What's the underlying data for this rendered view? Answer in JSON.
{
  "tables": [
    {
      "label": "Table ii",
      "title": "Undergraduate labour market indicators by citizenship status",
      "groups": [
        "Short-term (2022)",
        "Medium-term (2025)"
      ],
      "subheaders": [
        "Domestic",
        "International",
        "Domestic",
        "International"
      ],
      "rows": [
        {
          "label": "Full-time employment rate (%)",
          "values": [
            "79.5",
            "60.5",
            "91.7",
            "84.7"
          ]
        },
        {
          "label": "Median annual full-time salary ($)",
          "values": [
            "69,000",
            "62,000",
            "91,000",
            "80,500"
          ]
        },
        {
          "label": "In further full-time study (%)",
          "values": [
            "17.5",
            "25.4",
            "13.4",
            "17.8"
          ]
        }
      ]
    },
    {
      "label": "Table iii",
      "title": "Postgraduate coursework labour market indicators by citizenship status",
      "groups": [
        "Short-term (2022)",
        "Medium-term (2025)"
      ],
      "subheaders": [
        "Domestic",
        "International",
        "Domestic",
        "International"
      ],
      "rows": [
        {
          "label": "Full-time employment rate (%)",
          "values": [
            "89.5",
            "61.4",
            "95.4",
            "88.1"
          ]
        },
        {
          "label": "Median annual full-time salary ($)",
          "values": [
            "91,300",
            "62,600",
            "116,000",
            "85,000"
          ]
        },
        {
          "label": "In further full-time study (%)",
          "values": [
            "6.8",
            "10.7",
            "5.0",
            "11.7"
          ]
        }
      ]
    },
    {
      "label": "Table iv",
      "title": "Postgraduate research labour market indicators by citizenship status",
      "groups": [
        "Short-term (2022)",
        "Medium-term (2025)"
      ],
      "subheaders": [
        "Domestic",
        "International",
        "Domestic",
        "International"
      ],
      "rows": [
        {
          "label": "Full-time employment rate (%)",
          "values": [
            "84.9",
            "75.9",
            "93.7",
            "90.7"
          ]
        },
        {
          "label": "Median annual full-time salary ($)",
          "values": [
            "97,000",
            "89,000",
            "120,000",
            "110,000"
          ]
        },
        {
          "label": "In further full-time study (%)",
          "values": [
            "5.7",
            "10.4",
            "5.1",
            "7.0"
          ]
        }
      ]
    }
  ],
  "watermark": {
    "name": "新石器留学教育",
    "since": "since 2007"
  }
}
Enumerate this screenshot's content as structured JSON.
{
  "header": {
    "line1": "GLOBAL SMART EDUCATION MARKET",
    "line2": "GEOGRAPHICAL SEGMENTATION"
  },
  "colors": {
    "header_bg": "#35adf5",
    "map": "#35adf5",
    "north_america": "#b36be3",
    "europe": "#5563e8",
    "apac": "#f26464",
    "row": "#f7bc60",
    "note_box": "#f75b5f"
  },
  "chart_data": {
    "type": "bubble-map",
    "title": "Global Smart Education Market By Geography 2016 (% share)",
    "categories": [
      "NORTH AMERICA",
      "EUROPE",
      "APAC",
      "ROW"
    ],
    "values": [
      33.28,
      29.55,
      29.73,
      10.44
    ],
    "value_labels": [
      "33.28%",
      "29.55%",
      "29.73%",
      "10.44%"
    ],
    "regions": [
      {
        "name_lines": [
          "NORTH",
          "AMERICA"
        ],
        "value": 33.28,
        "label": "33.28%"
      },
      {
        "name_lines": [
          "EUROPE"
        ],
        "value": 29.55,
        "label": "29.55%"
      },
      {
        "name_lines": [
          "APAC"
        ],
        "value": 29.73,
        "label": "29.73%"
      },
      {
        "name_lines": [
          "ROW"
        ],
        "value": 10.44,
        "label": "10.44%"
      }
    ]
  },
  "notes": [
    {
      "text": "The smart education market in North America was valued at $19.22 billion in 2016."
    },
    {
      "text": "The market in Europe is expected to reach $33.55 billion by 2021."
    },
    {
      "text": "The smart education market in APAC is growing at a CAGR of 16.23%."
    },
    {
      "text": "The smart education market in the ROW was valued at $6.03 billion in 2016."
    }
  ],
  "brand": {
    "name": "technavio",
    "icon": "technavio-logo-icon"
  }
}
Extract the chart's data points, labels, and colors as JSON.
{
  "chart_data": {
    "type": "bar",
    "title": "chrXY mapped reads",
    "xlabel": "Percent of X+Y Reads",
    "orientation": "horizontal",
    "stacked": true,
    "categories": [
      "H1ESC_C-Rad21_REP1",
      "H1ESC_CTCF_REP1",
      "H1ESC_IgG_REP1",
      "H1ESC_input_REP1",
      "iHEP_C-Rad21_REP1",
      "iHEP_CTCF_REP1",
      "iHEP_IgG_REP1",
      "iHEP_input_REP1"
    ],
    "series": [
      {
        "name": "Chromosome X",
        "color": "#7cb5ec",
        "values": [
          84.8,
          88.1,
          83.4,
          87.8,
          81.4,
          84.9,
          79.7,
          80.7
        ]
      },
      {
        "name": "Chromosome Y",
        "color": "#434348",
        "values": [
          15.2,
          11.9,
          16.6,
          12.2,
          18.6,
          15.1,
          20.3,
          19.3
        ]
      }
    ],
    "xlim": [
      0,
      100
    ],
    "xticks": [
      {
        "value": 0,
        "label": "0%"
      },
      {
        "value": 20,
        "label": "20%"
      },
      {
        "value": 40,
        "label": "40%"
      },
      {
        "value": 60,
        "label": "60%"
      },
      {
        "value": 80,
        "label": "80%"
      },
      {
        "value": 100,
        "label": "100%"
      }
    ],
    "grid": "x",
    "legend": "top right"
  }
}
----------
= Stated goal =
Considering only the records above, state the number of lines that include the word "JSON", with nothing added.

= Written response =
3